[Record extracts — start]

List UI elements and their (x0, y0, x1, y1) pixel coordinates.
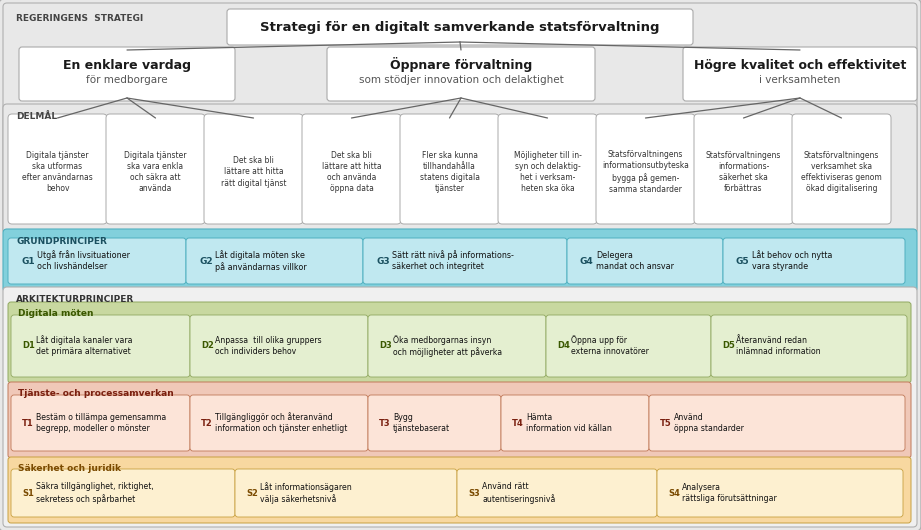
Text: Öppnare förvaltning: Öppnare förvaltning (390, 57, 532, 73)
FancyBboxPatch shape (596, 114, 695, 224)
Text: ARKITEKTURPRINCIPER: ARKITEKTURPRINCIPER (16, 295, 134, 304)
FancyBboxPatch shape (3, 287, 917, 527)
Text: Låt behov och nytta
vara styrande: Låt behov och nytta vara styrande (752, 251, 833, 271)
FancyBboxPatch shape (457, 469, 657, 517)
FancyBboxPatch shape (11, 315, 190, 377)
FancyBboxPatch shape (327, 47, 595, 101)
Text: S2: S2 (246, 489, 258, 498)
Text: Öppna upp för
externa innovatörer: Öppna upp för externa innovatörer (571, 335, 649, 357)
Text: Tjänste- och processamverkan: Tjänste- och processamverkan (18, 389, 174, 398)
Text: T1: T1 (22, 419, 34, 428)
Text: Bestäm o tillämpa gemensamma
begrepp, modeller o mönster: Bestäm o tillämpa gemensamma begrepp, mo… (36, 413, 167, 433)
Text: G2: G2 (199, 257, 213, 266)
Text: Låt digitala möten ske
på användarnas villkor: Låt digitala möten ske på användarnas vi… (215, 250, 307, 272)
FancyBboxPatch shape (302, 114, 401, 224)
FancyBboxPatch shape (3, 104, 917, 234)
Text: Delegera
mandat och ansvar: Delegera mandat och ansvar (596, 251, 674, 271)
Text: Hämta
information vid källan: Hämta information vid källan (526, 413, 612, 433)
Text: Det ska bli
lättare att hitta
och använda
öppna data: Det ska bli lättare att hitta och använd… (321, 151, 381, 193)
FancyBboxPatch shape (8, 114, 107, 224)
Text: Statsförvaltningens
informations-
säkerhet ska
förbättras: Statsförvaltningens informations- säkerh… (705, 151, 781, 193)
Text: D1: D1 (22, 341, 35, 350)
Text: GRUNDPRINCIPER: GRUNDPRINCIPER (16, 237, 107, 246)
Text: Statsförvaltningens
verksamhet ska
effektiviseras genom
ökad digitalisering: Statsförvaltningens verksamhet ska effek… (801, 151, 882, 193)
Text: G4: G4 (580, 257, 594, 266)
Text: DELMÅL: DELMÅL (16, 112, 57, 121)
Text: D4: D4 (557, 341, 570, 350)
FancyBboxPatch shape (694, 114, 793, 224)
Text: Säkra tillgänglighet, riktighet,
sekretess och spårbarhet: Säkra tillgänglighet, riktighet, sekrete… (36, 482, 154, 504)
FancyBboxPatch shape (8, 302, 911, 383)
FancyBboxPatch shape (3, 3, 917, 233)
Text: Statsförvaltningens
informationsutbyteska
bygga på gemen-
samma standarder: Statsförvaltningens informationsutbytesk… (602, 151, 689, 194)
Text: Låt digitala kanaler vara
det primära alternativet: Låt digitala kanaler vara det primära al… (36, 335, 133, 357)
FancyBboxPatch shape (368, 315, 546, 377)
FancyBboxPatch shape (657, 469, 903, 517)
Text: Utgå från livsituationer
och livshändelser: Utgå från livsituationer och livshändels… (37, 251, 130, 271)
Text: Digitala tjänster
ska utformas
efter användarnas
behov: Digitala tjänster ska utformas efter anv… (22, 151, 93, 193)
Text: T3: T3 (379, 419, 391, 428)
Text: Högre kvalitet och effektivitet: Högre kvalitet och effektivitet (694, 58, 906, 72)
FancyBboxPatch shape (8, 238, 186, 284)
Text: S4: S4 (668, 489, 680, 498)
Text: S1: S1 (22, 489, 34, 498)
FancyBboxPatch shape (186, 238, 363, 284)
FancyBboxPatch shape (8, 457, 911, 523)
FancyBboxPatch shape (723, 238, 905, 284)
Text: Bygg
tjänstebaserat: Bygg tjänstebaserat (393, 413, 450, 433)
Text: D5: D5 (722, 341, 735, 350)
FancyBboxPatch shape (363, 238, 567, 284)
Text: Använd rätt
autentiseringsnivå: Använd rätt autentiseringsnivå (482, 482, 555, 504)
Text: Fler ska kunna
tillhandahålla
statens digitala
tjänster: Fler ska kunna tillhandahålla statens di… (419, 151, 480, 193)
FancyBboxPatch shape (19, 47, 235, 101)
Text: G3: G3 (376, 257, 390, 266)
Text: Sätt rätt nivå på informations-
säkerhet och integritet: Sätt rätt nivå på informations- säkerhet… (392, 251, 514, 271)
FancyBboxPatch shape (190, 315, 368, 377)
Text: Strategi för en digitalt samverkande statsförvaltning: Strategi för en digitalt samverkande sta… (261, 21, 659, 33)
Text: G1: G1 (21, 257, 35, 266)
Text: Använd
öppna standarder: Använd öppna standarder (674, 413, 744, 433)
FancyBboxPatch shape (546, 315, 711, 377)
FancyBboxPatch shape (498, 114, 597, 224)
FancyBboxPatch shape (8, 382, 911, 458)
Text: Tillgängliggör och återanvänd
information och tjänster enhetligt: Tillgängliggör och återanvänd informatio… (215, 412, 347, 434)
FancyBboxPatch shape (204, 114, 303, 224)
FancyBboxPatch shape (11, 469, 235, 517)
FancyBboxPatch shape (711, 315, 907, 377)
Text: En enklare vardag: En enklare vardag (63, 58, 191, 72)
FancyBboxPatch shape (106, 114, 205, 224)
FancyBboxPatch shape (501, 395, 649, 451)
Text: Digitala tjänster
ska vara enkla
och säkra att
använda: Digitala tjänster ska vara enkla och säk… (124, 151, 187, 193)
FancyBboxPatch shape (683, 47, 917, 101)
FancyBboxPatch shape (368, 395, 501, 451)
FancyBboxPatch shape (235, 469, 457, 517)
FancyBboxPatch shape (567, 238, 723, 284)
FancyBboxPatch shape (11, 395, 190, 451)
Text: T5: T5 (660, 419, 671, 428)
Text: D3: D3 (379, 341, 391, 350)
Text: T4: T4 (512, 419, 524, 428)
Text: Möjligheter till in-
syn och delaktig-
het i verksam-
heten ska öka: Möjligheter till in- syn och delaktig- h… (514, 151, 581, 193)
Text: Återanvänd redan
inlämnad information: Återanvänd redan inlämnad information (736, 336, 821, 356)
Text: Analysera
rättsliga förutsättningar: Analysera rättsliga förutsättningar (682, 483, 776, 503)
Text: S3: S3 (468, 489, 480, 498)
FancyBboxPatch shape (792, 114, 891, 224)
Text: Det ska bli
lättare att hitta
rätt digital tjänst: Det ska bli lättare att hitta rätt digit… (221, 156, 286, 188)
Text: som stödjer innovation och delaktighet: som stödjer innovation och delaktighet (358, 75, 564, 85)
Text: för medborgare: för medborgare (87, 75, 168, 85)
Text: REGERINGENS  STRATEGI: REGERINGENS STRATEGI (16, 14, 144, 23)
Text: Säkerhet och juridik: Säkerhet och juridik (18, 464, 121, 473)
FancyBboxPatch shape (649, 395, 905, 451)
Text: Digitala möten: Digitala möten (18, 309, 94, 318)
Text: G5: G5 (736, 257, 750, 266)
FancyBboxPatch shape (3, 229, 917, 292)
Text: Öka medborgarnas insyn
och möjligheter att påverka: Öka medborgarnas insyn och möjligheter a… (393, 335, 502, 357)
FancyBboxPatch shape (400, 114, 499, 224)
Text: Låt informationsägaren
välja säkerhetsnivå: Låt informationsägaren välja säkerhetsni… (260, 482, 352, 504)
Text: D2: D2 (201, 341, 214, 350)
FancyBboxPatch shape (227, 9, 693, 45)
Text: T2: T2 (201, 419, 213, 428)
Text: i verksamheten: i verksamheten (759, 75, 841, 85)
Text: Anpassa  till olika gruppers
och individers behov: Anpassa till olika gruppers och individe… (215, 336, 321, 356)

[Record extracts — finish]

▶ Assignment
Every line that contains the string "Delegera" should be copied from the records.

▶ Response to this task
Text: Delegera
mandat och ansvar: Delegera mandat och ansvar (596, 251, 674, 271)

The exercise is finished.